§ Requirements
Each entry must be given again exactly; images do not belong in the copy.

§ Records supplied

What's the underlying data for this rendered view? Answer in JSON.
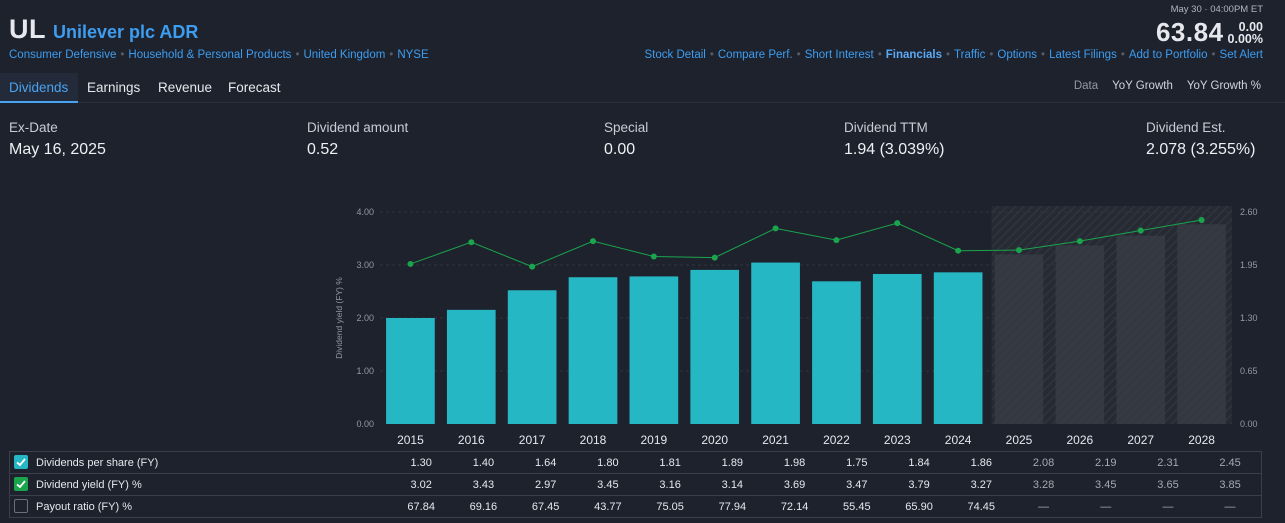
{
  "header": {
    "ticker": "UL",
    "company": "Unilever plc ADR",
    "sector_links": [
      "Consumer Defensive",
      "Household & Personal Products",
      "United Kingdom",
      "NYSE"
    ],
    "price_date": "May 30 · 04:00PM ET",
    "price": "63.84",
    "change": "0.00",
    "change_pct": "0.00%",
    "nav_links": [
      "Stock Detail",
      "Compare Perf.",
      "Short Interest",
      "Financials",
      "Traffic",
      "Options",
      "Latest Filings",
      "Add to Portfolio",
      "Set Alert"
    ],
    "active_nav": "Financials"
  },
  "tabs": [
    "Dividends",
    "Earnings",
    "Revenue",
    "Forecast"
  ],
  "active_tab": "Dividends",
  "view_toggles": [
    "Data",
    "YoY Growth",
    "YoY Growth %"
  ],
  "stats": [
    {
      "label": "Ex-Date",
      "value": "May 16, 2025"
    },
    {
      "label": "Dividend amount",
      "value": "0.52"
    },
    {
      "label": "Special",
      "value": "0.00"
    },
    {
      "label": "Dividend TTM",
      "value": "1.94 (3.039%)"
    },
    {
      "label": "Dividend Est.",
      "value": "2.078 (3.255%)"
    }
  ],
  "chart_data": {
    "type": "bar",
    "categories": [
      "2015",
      "2016",
      "2017",
      "2018",
      "2019",
      "2020",
      "2021",
      "2022",
      "2023",
      "2024",
      "2025",
      "2026",
      "2027",
      "2028"
    ],
    "estimate_from_index": 10,
    "ylabel": "Dividend yield (FY) %",
    "left_axis": {
      "ticks": [
        "0.00",
        "1.00",
        "2.00",
        "3.00",
        "4.00"
      ],
      "range": [
        0,
        4
      ]
    },
    "right_axis": {
      "ticks": [
        "0.00",
        "0.65",
        "1.30",
        "1.95",
        "2.60"
      ],
      "range": [
        0,
        2.6
      ]
    },
    "series": [
      {
        "name": "Dividends per share (FY)",
        "type": "bar",
        "axis": "right",
        "color": "#26b7c4",
        "values": [
          1.3,
          1.4,
          1.64,
          1.8,
          1.81,
          1.89,
          1.98,
          1.75,
          1.84,
          1.86,
          2.08,
          2.19,
          2.31,
          2.45
        ]
      },
      {
        "name": "Dividend yield (FY) %",
        "type": "line",
        "axis": "left",
        "color": "#1aa54d",
        "values": [
          3.02,
          3.43,
          2.97,
          3.45,
          3.16,
          3.14,
          3.69,
          3.47,
          3.79,
          3.27,
          3.28,
          3.45,
          3.65,
          3.85
        ]
      }
    ]
  },
  "table": {
    "rows": [
      {
        "label": "Dividends per share (FY)",
        "checkbox": "teal",
        "values": [
          "1.30",
          "1.40",
          "1.64",
          "1.80",
          "1.81",
          "1.89",
          "1.98",
          "1.75",
          "1.84",
          "1.86",
          "2.08",
          "2.19",
          "2.31",
          "2.45"
        ]
      },
      {
        "label": "Dividend yield (FY) %",
        "checkbox": "green",
        "values": [
          "3.02",
          "3.43",
          "2.97",
          "3.45",
          "3.16",
          "3.14",
          "3.69",
          "3.47",
          "3.79",
          "3.27",
          "3.28",
          "3.45",
          "3.65",
          "3.85"
        ]
      },
      {
        "label": "Payout ratio (FY) %",
        "checkbox": "empty",
        "values": [
          "67.84",
          "69.16",
          "67.45",
          "43.77",
          "75.05",
          "77.94",
          "72.14",
          "55.45",
          "65.90",
          "74.45",
          "—",
          "—",
          "—",
          "—"
        ]
      }
    ]
  }
}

§ Task response
What's the underlying data for this rendered view? Answer in JSON.
{
  "header": {
    "ticker": "UL",
    "company": "Unilever plc ADR",
    "sector_links": [
      "Consumer Defensive",
      "Household & Personal Products",
      "United Kingdom",
      "NYSE"
    ],
    "price_date": "May 30 · 04:00PM ET",
    "price": "63.84",
    "change": "0.00",
    "change_pct": "0.00%",
    "nav_links": [
      "Stock Detail",
      "Compare Perf.",
      "Short Interest",
      "Financials",
      "Traffic",
      "Options",
      "Latest Filings",
      "Add to Portfolio",
      "Set Alert"
    ],
    "active_nav": "Financials"
  },
  "tabs": [
    "Dividends",
    "Earnings",
    "Revenue",
    "Forecast"
  ],
  "active_tab": "Dividends",
  "view_toggles": [
    "Data",
    "YoY Growth",
    "YoY Growth %"
  ],
  "stats": [
    {
      "label": "Ex-Date",
      "value": "May 16, 2025"
    },
    {
      "label": "Dividend amount",
      "value": "0.52"
    },
    {
      "label": "Special",
      "value": "0.00"
    },
    {
      "label": "Dividend TTM",
      "value": "1.94 (3.039%)"
    },
    {
      "label": "Dividend Est.",
      "value": "2.078 (3.255%)"
    }
  ],
  "chart_data": {
    "type": "bar",
    "categories": [
      "2015",
      "2016",
      "2017",
      "2018",
      "2019",
      "2020",
      "2021",
      "2022",
      "2023",
      "2024",
      "2025",
      "2026",
      "2027",
      "2028"
    ],
    "estimate_from_index": 10,
    "ylabel": "Dividend yield (FY) %",
    "left_axis": {
      "ticks": [
        "0.00",
        "1.00",
        "2.00",
        "3.00",
        "4.00"
      ],
      "range": [
        0,
        4
      ]
    },
    "right_axis": {
      "ticks": [
        "0.00",
        "0.65",
        "1.30",
        "1.95",
        "2.60"
      ],
      "range": [
        0,
        2.6
      ]
    },
    "series": [
      {
        "name": "Dividends per share (FY)",
        "type": "bar",
        "axis": "right",
        "color": "#26b7c4",
        "values": [
          1.3,
          1.4,
          1.64,
          1.8,
          1.81,
          1.89,
          1.98,
          1.75,
          1.84,
          1.86,
          2.08,
          2.19,
          2.31,
          2.45
        ]
      },
      {
        "name": "Dividend yield (FY) %",
        "type": "line",
        "axis": "left",
        "color": "#1aa54d",
        "values": [
          3.02,
          3.43,
          2.97,
          3.45,
          3.16,
          3.14,
          3.69,
          3.47,
          3.79,
          3.27,
          3.28,
          3.45,
          3.65,
          3.85
        ]
      }
    ]
  },
  "table": {
    "rows": [
      {
        "label": "Dividends per share (FY)",
        "checkbox": "teal",
        "values": [
          "1.30",
          "1.40",
          "1.64",
          "1.80",
          "1.81",
          "1.89",
          "1.98",
          "1.75",
          "1.84",
          "1.86",
          "2.08",
          "2.19",
          "2.31",
          "2.45"
        ]
      },
      {
        "label": "Dividend yield (FY) %",
        "checkbox": "green",
        "values": [
          "3.02",
          "3.43",
          "2.97",
          "3.45",
          "3.16",
          "3.14",
          "3.69",
          "3.47",
          "3.79",
          "3.27",
          "3.28",
          "3.45",
          "3.65",
          "3.85"
        ]
      },
      {
        "label": "Payout ratio (FY) %",
        "checkbox": "empty",
        "values": [
          "67.84",
          "69.16",
          "67.45",
          "43.77",
          "75.05",
          "77.94",
          "72.14",
          "55.45",
          "65.90",
          "74.45",
          "—",
          "—",
          "—",
          "—"
        ]
      }
    ]
  }
}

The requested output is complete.